## [Task prompt]
Write out the data again exactly, skipping every picture.

## [Entries supplied]
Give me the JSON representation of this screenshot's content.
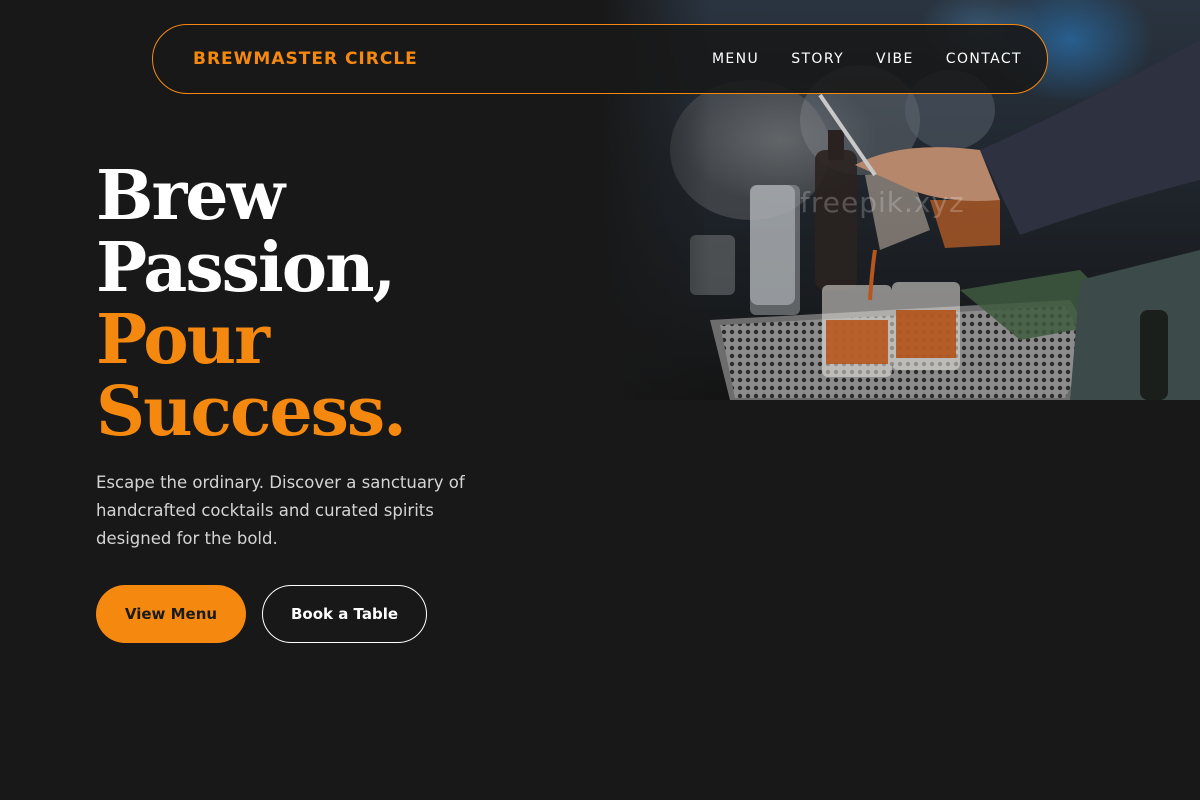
{
  "nav": {
    "brand": "BREWMASTER CIRCLE",
    "links": [
      "MENU",
      "STORY",
      "VIBE",
      "CONTACT"
    ]
  },
  "hero": {
    "headline": {
      "line1": "Brew",
      "line2": "Passion,",
      "line3": "Pour",
      "line4": "Success."
    },
    "lead": "Escape the ordinary. Discover a sanctuary of handcrafted cocktails and curated spirits designed for the bold.",
    "primary_button": "View Menu",
    "secondary_button": "Book a Table",
    "image_watermark": "freepik.xyz"
  },
  "colors": {
    "background": "#181818",
    "accent": "#f5890f",
    "text": "#ffffff",
    "muted_text": "#d4d4d4"
  }
}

## [Solution for this task]
Give me the JSON representation of this screenshot's content.
{
  "nav": {
    "brand": "BREWMASTER CIRCLE",
    "links": [
      "MENU",
      "STORY",
      "VIBE",
      "CONTACT"
    ]
  },
  "hero": {
    "headline": {
      "line1": "Brew",
      "line2": "Passion,",
      "line3": "Pour",
      "line4": "Success."
    },
    "lead": "Escape the ordinary. Discover a sanctuary of handcrafted cocktails and curated spirits designed for the bold.",
    "primary_button": "View Menu",
    "secondary_button": "Book a Table",
    "image_watermark": "freepik.xyz"
  },
  "colors": {
    "background": "#181818",
    "accent": "#f5890f",
    "text": "#ffffff",
    "muted_text": "#d4d4d4"
  }
}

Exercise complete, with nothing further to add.